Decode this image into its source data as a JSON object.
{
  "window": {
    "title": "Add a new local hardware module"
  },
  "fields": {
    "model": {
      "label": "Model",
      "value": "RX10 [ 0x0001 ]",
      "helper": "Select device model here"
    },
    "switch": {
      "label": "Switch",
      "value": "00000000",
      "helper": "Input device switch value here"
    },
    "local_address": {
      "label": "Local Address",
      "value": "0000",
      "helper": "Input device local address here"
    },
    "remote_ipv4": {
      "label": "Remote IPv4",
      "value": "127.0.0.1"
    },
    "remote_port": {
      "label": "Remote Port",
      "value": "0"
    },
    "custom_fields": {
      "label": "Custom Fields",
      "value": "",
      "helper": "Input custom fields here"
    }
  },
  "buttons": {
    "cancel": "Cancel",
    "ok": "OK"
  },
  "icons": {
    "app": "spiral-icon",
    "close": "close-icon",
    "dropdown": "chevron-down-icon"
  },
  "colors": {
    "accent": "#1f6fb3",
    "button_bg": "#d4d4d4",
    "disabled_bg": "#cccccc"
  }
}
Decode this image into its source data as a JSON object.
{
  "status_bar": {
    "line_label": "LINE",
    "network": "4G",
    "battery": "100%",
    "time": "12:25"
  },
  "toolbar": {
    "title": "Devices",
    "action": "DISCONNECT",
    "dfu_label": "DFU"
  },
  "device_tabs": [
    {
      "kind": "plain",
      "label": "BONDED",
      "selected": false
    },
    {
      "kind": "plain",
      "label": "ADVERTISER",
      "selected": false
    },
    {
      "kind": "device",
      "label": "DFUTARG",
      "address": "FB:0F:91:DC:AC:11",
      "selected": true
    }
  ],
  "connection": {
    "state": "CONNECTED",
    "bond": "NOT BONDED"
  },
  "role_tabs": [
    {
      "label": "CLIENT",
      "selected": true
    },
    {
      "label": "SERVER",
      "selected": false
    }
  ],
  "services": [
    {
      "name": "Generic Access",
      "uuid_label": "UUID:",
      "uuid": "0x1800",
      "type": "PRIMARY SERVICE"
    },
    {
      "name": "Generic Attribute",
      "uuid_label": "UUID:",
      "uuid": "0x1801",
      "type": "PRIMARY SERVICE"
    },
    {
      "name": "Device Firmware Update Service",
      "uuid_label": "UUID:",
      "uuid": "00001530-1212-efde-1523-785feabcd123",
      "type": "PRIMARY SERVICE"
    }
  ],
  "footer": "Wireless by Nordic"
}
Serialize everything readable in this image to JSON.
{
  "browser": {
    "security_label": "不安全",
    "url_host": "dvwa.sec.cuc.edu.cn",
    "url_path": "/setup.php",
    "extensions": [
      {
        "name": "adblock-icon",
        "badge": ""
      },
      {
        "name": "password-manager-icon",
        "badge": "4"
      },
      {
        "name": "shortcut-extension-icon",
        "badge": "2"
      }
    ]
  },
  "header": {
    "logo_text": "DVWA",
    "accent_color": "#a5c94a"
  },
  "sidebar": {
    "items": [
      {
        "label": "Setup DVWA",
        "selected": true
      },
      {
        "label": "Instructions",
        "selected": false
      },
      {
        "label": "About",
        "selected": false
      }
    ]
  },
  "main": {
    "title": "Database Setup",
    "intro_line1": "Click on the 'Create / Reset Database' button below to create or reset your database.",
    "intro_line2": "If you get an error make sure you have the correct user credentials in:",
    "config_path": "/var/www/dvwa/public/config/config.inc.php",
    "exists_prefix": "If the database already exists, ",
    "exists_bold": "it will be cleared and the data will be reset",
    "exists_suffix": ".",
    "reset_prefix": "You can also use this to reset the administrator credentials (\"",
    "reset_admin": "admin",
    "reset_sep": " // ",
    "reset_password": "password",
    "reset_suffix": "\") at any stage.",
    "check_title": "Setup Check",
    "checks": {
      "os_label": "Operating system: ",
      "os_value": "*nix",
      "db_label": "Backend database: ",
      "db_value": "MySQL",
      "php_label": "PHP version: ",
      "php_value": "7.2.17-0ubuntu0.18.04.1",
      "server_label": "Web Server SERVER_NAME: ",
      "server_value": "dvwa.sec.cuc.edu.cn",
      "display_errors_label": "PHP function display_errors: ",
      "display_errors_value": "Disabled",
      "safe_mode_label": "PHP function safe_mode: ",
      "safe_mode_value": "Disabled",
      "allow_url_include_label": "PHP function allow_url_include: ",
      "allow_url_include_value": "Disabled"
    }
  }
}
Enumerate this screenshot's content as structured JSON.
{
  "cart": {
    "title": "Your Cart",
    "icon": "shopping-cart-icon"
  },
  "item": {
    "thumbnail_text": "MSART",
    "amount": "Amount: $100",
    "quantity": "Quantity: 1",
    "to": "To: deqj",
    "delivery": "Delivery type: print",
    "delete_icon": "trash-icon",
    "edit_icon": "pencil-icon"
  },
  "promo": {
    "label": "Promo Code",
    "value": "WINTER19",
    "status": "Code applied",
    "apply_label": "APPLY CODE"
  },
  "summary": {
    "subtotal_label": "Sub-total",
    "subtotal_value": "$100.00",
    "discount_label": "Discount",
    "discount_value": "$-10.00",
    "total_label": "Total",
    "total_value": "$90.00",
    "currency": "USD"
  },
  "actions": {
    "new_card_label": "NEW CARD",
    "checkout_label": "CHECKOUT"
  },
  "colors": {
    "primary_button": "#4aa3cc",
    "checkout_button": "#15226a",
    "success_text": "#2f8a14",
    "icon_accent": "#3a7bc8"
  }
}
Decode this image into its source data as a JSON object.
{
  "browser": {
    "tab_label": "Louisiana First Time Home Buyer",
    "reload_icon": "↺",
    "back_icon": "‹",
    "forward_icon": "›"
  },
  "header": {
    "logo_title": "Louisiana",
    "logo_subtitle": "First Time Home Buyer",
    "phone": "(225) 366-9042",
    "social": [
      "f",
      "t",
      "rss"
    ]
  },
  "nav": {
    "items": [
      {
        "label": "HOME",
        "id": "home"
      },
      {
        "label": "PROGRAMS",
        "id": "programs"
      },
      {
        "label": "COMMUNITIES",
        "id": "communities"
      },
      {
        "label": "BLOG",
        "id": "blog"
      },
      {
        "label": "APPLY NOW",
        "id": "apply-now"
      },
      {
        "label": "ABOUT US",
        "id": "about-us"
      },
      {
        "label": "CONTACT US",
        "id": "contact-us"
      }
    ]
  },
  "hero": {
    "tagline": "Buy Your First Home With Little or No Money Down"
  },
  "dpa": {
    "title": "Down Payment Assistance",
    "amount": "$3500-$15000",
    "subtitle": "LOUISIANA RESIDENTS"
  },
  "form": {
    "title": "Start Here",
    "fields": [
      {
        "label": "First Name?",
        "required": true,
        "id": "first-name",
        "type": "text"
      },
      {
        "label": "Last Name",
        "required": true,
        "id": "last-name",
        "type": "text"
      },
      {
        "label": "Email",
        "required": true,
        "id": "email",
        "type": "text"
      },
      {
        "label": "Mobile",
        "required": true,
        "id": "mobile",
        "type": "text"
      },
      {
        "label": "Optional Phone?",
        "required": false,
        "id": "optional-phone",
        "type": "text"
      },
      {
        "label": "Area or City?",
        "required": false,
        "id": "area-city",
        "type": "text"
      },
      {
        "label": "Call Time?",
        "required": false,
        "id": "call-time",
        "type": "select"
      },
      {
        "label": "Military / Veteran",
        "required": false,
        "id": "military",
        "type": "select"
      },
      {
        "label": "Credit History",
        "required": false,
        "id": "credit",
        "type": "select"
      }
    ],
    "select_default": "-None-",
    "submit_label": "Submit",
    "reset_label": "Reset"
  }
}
########
WRITTEN EXERCISE
Please restate the data word for word, every record included.

FINISHED TASK
Decode this image into its source data as a JSON object.
{
  "window": {
    "title": "Add a new local hardware module"
  },
  "fields": {
    "model": {
      "label": "Model",
      "value": "RX10 [ 0x0001 ]",
      "helper": "Select device model here"
    },
    "switch": {
      "label": "Switch",
      "value": "00000000",
      "helper": "Input device switch value here"
    },
    "local_address": {
      "label": "Local Address",
      "value": "0000",
      "helper": "Input device local address here"
    },
    "remote_ipv4": {
      "label": "Remote IPv4",
      "value": "127.0.0.1"
    },
    "remote_port": {
      "label": "Remote Port",
      "value": "0"
    },
    "custom_fields": {
      "label": "Custom Fields",
      "value": "",
      "helper": "Input custom fields here"
    }
  },
  "buttons": {
    "cancel": "Cancel",
    "ok": "OK"
  },
  "icons": {
    "app": "spiral-icon",
    "close": "close-icon",
    "dropdown": "chevron-down-icon"
  },
  "colors": {
    "accent": "#1f6fb3",
    "button_bg": "#d4d4d4",
    "disabled_bg": "#cccccc"
  }
}
Decode this image into its source data as a JSON object.
{
  "status_bar": {
    "line_label": "LINE",
    "network": "4G",
    "battery": "100%",
    "time": "12:25"
  },
  "toolbar": {
    "title": "Devices",
    "action": "DISCONNECT",
    "dfu_label": "DFU"
  },
  "device_tabs": [
    {
      "kind": "plain",
      "label": "BONDED",
      "selected": false
    },
    {
      "kind": "plain",
      "label": "ADVERTISER",
      "selected": false
    },
    {
      "kind": "device",
      "label": "DFUTARG",
      "address": "FB:0F:91:DC:AC:11",
      "selected": true
    }
  ],
  "connection": {
    "state": "CONNECTED",
    "bond": "NOT BONDED"
  },
  "role_tabs": [
    {
      "label": "CLIENT",
      "selected": true
    },
    {
      "label": "SERVER",
      "selected": false
    }
  ],
  "services": [
    {
      "name": "Generic Access",
      "uuid_label": "UUID:",
      "uuid": "0x1800",
      "type": "PRIMARY SERVICE"
    },
    {
      "name": "Generic Attribute",
      "uuid_label": "UUID:",
      "uuid": "0x1801",
      "type": "PRIMARY SERVICE"
    },
    {
      "name": "Device Firmware Update Service",
      "uuid_label": "UUID:",
      "uuid": "00001530-1212-efde-1523-785feabcd123",
      "type": "PRIMARY SERVICE"
    }
  ],
  "footer": "Wireless by Nordic"
}
Serialize everything readable in this image to JSON.
{
  "browser": {
    "security_label": "不安全",
    "url_host": "dvwa.sec.cuc.edu.cn",
    "url_path": "/setup.php",
    "extensions": [
      {
        "name": "adblock-icon",
        "badge": ""
      },
      {
        "name": "password-manager-icon",
        "badge": "4"
      },
      {
        "name": "shortcut-extension-icon",
        "badge": "2"
      }
    ]
  },
  "header": {
    "logo_text": "DVWA",
    "accent_color": "#a5c94a"
  },
  "sidebar": {
    "items": [
      {
        "label": "Setup DVWA",
        "selected": true
      },
      {
        "label": "Instructions",
        "selected": false
      },
      {
        "label": "About",
        "selected": false
      }
    ]
  },
  "main": {
    "title": "Database Setup",
    "intro_line1": "Click on the 'Create / Reset Database' button below to create or reset your database.",
    "intro_line2": "If you get an error make sure you have the correct user credentials in:",
    "config_path": "/var/www/dvwa/public/config/config.inc.php",
    "exists_prefix": "If the database already exists, ",
    "exists_bold": "it will be cleared and the data will be reset",
    "exists_suffix": ".",
    "reset_prefix": "You can also use this to reset the administrator credentials (\"",
    "reset_admin": "admin",
    "reset_sep": " // ",
    "reset_password": "password",
    "reset_suffix": "\") at any stage.",
    "check_title": "Setup Check",
    "checks": {
      "os_label": "Operating system: ",
      "os_value": "*nix",
      "db_label": "Backend database: ",
      "db_value": "MySQL",
      "php_label": "PHP version: ",
      "php_value": "7.2.17-0ubuntu0.18.04.1",
      "server_label": "Web Server SERVER_NAME: ",
      "server_value": "dvwa.sec.cuc.edu.cn",
      "display_errors_label": "PHP function display_errors: ",
      "display_errors_value": "Disabled",
      "safe_mode_label": "PHP function safe_mode: ",
      "safe_mode_value": "Disabled",
      "allow_url_include_label": "PHP function allow_url_include: ",
      "allow_url_include_value": "Disabled"
    }
  }
}
Enumerate this screenshot's content as structured JSON.
{
  "cart": {
    "title": "Your Cart",
    "icon": "shopping-cart-icon"
  },
  "item": {
    "thumbnail_text": "MSART",
    "amount": "Amount: $100",
    "quantity": "Quantity: 1",
    "to": "To: deqj",
    "delivery": "Delivery type: print",
    "delete_icon": "trash-icon",
    "edit_icon": "pencil-icon"
  },
  "promo": {
    "label": "Promo Code",
    "value": "WINTER19",
    "status": "Code applied",
    "apply_label": "APPLY CODE"
  },
  "summary": {
    "subtotal_label": "Sub-total",
    "subtotal_value": "$100.00",
    "discount_label": "Discount",
    "discount_value": "$-10.00",
    "total_label": "Total",
    "total_value": "$90.00",
    "currency": "USD"
  },
  "actions": {
    "new_card_label": "NEW CARD",
    "checkout_label": "CHECKOUT"
  },
  "colors": {
    "primary_button": "#4aa3cc",
    "checkout_button": "#15226a",
    "success_text": "#2f8a14",
    "icon_accent": "#3a7bc8"
  }
}
Decode this image into its source data as a JSON object.
{
  "browser": {
    "tab_label": "Louisiana First Time Home Buyer",
    "reload_icon": "↺",
    "back_icon": "‹",
    "forward_icon": "›"
  },
  "header": {
    "logo_title": "Louisiana",
    "logo_subtitle": "First Time Home Buyer",
    "phone": "(225) 366-9042",
    "social": [
      "f",
      "t",
      "rss"
    ]
  },
  "nav": {
    "items": [
      {
        "label": "HOME",
        "id": "home"
      },
      {
        "label": "PROGRAMS",
        "id": "programs"
      },
      {
        "label": "COMMUNITIES",
        "id": "communities"
      },
      {
        "label": "BLOG",
        "id": "blog"
      },
      {
        "label": "APPLY NOW",
        "id": "apply-now"
      },
      {
        "label": "ABOUT US",
        "id": "about-us"
      },
      {
        "label": "CONTACT US",
        "id": "contact-us"
      }
    ]
  },
  "hero": {
    "tagline": "Buy Your First Home With Little or No Money Down"
  },
  "dpa": {
    "title": "Down Payment Assistance",
    "amount": "$3500-$15000",
    "subtitle": "LOUISIANA RESIDENTS"
  },
  "form": {
    "title": "Start Here",
    "fields": [
      {
        "label": "First Name?",
        "required": true,
        "id": "first-name",
        "type": "text"
      },
      {
        "label": "Last Name",
        "required": true,
        "id": "last-name",
        "type": "text"
      },
      {
        "label": "Email",
        "required": true,
        "id": "email",
        "type": "text"
      },
      {
        "label": "Mobile",
        "required": true,
        "id": "mobile",
        "type": "text"
      },
      {
        "label": "Optional Phone?",
        "required": false,
        "id": "optional-phone",
        "type": "text"
      },
      {
        "label": "Area or City?",
        "required": false,
        "id": "area-city",
        "type": "text"
      },
      {
        "label": "Call Time?",
        "required": false,
        "id": "call-time",
        "type": "select"
      },
      {
        "label": "Military / Veteran",
        "required": false,
        "id": "military",
        "type": "select"
      },
      {
        "label": "Credit History",
        "required": false,
        "id": "credit",
        "type": "select"
      }
    ],
    "select_default": "-None-",
    "submit_label": "Submit",
    "reset_label": "Reset"
  }
}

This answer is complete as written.